(Structured figure records)
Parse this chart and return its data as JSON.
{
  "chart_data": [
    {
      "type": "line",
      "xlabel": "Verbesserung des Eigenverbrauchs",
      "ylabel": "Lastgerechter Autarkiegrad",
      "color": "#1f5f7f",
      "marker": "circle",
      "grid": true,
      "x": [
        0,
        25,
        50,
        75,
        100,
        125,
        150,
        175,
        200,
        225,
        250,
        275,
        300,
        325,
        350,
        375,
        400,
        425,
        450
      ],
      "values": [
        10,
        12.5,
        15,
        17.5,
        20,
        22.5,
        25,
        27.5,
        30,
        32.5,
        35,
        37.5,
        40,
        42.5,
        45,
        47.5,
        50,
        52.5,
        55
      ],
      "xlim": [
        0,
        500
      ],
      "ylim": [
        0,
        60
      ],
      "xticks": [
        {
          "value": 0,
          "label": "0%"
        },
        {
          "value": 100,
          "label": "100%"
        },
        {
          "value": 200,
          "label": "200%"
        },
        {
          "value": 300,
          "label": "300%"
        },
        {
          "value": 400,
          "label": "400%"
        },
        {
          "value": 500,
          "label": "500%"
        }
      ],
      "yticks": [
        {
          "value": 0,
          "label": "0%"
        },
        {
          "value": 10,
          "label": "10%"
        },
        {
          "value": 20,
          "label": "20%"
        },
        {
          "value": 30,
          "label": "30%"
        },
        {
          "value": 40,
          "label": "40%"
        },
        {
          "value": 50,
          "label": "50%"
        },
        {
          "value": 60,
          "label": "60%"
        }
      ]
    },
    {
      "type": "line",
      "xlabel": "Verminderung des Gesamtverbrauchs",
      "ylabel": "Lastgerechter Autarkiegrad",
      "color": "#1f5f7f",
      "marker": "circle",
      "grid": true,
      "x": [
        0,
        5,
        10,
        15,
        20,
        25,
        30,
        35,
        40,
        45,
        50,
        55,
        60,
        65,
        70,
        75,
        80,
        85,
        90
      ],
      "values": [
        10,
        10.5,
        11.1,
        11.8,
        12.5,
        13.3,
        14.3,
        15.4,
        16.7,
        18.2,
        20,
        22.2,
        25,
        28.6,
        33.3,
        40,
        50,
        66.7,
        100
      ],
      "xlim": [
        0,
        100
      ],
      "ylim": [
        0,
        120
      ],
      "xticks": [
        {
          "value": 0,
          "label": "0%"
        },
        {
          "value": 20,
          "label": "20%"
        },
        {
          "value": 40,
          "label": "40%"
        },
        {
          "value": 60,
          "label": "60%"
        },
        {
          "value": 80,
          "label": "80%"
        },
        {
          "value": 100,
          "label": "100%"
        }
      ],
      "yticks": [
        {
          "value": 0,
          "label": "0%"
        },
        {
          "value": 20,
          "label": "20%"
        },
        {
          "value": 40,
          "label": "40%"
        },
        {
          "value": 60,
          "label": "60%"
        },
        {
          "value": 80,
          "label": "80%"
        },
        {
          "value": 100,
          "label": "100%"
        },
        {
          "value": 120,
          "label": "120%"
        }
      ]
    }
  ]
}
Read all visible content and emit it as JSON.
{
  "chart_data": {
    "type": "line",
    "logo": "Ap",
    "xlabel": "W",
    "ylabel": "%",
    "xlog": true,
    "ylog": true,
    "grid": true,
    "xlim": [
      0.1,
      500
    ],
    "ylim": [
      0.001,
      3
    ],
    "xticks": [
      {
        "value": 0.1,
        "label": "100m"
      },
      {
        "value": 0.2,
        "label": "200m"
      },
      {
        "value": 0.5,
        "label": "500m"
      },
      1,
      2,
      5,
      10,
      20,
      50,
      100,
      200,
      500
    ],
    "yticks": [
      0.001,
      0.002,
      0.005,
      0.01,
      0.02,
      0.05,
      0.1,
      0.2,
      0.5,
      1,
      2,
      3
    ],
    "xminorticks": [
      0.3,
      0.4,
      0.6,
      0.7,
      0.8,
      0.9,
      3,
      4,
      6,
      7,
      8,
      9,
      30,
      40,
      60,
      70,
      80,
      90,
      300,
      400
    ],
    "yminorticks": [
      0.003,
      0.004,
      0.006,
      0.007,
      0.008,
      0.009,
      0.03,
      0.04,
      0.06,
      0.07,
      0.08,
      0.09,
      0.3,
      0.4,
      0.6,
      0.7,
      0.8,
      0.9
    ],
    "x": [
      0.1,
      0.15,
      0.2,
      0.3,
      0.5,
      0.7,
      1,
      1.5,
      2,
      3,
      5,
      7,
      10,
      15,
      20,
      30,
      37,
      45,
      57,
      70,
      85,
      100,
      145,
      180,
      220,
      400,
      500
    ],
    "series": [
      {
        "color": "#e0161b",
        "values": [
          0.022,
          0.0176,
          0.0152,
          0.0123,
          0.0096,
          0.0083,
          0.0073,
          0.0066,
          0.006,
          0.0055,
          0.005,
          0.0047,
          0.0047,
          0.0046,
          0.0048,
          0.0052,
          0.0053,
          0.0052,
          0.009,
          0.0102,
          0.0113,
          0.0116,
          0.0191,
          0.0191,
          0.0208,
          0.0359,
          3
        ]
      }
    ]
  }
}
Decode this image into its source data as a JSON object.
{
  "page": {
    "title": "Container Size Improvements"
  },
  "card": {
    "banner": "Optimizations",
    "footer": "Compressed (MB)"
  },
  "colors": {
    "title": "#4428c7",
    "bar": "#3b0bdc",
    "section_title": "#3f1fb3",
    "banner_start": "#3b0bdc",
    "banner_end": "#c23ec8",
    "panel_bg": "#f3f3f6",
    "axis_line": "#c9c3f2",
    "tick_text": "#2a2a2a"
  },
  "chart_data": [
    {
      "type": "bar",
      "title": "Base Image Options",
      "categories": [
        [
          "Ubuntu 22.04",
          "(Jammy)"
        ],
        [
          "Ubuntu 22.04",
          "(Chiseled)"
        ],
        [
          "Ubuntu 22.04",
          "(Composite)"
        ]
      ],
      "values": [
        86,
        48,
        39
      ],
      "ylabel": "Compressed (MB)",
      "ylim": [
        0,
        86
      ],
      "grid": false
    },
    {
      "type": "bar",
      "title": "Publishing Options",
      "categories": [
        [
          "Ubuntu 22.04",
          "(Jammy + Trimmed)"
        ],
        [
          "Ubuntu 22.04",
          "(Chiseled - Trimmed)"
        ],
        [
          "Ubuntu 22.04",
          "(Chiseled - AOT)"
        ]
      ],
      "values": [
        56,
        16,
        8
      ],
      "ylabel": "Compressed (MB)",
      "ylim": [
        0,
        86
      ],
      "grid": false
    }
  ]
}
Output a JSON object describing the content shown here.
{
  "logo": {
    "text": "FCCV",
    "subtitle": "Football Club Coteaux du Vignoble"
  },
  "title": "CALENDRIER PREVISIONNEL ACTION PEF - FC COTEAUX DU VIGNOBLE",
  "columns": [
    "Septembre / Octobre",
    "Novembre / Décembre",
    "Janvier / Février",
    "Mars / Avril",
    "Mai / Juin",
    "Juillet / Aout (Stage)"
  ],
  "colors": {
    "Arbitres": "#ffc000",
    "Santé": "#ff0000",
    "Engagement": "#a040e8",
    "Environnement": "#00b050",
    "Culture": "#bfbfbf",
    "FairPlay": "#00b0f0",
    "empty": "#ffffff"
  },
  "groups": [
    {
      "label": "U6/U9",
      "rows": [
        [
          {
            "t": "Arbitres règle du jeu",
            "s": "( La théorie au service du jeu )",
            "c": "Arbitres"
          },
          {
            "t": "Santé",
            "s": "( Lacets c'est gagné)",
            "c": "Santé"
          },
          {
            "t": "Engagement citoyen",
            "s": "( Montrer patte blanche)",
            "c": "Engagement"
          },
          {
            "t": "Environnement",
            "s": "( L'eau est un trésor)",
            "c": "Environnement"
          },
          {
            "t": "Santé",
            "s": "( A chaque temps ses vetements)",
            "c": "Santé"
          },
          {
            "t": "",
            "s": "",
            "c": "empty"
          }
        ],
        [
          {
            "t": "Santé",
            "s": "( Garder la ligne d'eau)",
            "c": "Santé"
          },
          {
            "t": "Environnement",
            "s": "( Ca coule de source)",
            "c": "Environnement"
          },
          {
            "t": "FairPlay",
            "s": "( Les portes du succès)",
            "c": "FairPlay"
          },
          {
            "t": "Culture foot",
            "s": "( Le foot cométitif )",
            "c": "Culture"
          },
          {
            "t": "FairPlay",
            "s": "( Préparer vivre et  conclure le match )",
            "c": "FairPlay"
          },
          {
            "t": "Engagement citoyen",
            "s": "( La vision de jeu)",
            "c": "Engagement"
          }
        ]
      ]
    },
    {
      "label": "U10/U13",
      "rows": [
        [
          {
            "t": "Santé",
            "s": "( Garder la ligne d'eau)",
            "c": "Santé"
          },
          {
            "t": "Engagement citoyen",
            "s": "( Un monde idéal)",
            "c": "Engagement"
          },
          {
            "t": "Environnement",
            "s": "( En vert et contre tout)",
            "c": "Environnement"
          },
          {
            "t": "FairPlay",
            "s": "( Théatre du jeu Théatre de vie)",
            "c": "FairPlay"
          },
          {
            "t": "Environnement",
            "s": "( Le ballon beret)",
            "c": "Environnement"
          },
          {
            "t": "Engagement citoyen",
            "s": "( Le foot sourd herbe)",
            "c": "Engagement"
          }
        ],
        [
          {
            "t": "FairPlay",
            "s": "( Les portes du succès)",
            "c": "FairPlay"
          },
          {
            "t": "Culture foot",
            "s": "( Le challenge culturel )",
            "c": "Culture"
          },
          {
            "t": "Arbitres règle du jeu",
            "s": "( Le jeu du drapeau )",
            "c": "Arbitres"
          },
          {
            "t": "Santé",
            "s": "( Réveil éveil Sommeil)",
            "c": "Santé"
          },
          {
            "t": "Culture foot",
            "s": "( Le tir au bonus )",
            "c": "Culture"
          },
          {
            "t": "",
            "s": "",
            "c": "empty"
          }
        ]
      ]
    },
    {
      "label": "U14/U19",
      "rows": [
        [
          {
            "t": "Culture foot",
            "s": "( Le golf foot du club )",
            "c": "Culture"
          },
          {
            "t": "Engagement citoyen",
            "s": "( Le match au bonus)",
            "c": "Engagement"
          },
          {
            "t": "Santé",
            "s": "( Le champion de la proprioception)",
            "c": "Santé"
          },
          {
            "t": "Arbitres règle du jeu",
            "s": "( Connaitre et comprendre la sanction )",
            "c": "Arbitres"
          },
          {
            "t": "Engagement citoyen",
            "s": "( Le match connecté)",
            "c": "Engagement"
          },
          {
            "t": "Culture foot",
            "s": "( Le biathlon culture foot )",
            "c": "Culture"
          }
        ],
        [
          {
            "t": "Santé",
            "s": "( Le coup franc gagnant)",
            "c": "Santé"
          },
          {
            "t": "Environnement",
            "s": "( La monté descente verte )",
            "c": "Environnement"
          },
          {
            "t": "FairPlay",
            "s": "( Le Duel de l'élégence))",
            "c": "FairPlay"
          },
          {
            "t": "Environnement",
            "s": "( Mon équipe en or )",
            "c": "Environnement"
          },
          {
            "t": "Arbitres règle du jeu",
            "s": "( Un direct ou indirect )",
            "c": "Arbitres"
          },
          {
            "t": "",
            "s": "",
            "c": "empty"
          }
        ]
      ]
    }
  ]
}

### [To do]
Scan the material above for the word "source". Copy each line where it occurs.

### [Solution to the exercise]
Decode this image into its source data as a JSON object.
            "s": "( Ca coule de source)",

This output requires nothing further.